*Goal:*
Check every line of the data below for the string "EURJPYpro", and copy the ones that hold it.

________________________

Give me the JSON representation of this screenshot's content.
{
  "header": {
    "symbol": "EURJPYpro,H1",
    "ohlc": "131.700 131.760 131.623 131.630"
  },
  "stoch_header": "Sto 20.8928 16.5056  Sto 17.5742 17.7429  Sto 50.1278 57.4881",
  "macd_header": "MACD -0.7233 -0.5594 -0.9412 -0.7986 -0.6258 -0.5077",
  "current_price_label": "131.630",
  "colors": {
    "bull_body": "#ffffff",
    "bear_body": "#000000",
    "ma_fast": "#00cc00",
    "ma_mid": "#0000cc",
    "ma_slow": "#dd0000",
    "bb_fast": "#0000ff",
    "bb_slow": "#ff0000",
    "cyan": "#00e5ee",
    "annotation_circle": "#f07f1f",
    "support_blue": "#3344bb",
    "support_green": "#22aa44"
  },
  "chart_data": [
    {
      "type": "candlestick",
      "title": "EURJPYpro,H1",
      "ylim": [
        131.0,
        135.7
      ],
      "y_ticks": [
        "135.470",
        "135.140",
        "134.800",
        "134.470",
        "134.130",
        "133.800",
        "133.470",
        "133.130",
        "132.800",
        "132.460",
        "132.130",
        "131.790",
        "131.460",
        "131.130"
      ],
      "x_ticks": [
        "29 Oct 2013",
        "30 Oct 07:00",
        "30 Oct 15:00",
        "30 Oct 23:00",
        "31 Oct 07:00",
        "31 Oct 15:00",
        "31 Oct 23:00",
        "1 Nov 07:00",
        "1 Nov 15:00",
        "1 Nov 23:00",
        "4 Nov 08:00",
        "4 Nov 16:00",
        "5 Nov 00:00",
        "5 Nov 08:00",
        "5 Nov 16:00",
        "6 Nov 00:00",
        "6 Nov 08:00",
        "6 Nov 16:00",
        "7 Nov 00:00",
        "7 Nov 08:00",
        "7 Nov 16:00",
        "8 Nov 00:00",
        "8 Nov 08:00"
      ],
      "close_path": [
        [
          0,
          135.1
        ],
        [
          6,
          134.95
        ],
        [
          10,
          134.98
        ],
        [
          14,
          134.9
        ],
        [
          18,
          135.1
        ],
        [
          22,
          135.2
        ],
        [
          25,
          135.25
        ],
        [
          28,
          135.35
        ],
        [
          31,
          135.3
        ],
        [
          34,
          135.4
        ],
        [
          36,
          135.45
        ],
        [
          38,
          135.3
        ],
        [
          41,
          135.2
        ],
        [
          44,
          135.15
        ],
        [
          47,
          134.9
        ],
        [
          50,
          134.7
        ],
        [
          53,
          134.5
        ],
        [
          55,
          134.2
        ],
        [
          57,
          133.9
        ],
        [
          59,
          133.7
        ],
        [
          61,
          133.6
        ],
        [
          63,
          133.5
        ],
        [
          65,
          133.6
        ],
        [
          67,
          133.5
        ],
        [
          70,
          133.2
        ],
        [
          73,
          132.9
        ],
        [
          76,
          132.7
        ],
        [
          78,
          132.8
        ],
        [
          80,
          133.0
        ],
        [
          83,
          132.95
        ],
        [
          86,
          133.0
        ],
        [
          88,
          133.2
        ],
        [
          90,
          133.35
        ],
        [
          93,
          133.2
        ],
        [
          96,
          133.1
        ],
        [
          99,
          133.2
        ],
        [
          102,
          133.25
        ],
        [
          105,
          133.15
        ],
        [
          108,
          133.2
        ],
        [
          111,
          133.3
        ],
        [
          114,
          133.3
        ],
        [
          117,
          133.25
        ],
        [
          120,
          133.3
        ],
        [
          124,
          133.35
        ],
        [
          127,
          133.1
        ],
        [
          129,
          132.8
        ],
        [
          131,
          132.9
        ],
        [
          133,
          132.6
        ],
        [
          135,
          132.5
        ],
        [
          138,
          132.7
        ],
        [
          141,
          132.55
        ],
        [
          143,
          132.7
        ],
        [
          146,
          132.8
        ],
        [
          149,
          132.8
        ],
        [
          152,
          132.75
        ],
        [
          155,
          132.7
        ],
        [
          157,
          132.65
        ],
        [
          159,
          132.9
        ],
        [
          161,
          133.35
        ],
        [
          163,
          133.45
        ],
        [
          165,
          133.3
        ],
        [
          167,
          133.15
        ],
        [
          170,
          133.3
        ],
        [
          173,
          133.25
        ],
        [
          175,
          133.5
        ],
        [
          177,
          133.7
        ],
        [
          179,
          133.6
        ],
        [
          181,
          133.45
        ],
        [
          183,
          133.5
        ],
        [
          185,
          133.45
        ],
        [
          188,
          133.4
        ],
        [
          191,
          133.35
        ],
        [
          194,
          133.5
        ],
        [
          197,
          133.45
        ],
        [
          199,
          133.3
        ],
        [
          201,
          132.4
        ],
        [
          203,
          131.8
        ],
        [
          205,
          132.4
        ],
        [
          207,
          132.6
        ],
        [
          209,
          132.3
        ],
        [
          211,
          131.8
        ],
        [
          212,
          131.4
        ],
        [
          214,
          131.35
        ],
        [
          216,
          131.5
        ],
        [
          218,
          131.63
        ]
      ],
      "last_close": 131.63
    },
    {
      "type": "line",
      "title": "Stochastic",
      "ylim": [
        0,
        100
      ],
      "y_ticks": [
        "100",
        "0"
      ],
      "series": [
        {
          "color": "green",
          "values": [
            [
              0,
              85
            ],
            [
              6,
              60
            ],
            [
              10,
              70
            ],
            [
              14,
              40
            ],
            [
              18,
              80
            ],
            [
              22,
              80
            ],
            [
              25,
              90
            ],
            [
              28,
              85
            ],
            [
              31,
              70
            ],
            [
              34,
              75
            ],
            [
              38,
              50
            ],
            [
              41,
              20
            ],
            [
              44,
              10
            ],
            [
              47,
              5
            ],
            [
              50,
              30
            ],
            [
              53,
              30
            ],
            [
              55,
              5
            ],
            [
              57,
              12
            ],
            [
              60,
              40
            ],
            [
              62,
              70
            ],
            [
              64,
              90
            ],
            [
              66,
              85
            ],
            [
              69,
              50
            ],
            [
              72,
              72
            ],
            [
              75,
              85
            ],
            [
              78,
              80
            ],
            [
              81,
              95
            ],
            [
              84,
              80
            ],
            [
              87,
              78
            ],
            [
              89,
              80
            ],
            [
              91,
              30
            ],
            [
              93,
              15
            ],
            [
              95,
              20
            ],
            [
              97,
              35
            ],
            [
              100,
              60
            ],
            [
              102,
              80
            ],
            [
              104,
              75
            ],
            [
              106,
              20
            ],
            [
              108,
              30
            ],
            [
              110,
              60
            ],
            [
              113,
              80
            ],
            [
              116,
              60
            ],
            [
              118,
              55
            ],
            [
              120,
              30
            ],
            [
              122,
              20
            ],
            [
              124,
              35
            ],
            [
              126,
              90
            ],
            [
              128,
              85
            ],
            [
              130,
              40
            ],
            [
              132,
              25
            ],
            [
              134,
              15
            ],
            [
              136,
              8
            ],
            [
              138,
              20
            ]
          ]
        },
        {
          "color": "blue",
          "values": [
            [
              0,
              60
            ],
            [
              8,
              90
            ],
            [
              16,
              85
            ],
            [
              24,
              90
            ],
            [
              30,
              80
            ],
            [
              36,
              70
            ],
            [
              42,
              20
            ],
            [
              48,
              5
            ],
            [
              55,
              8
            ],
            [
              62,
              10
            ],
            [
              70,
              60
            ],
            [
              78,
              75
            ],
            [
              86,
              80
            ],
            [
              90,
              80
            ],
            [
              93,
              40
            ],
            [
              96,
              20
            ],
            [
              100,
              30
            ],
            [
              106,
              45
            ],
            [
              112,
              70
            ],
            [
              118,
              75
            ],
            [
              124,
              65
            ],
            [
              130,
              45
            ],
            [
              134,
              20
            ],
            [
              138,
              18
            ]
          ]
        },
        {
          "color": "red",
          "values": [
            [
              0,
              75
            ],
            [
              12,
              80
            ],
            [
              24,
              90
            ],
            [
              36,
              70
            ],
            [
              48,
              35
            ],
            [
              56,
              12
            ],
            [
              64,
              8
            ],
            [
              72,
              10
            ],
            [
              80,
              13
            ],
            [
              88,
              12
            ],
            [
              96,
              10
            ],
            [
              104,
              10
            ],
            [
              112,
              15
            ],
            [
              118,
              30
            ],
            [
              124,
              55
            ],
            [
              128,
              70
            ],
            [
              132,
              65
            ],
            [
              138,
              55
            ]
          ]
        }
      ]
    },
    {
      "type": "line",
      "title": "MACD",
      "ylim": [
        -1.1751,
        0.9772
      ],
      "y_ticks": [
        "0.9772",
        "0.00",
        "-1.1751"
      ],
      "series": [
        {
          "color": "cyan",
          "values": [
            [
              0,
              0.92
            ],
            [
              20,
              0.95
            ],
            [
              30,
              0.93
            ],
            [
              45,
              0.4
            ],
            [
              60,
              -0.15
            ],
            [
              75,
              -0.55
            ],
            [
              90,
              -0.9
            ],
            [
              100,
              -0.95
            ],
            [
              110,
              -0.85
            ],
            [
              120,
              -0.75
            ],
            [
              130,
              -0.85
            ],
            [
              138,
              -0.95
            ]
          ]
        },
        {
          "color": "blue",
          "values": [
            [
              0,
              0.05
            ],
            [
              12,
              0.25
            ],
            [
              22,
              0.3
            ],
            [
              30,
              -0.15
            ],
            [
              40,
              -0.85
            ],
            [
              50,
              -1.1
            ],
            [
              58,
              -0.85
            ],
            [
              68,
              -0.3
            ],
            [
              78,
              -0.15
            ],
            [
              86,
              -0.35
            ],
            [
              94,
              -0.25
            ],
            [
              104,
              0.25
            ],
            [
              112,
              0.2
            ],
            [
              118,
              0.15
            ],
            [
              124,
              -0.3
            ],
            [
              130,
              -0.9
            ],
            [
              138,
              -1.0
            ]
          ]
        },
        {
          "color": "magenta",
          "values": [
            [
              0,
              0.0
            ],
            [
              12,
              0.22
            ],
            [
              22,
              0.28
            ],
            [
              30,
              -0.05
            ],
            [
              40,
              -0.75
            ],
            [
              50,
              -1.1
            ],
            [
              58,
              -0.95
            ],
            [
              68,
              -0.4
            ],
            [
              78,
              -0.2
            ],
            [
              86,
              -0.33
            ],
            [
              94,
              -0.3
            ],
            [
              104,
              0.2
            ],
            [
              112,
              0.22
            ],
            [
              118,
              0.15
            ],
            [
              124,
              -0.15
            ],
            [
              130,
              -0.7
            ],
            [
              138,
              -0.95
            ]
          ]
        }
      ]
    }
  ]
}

________________________

*Correct output:*
    "symbol": "EURJPYpro,H1",
      "title": "EURJPYpro,H1",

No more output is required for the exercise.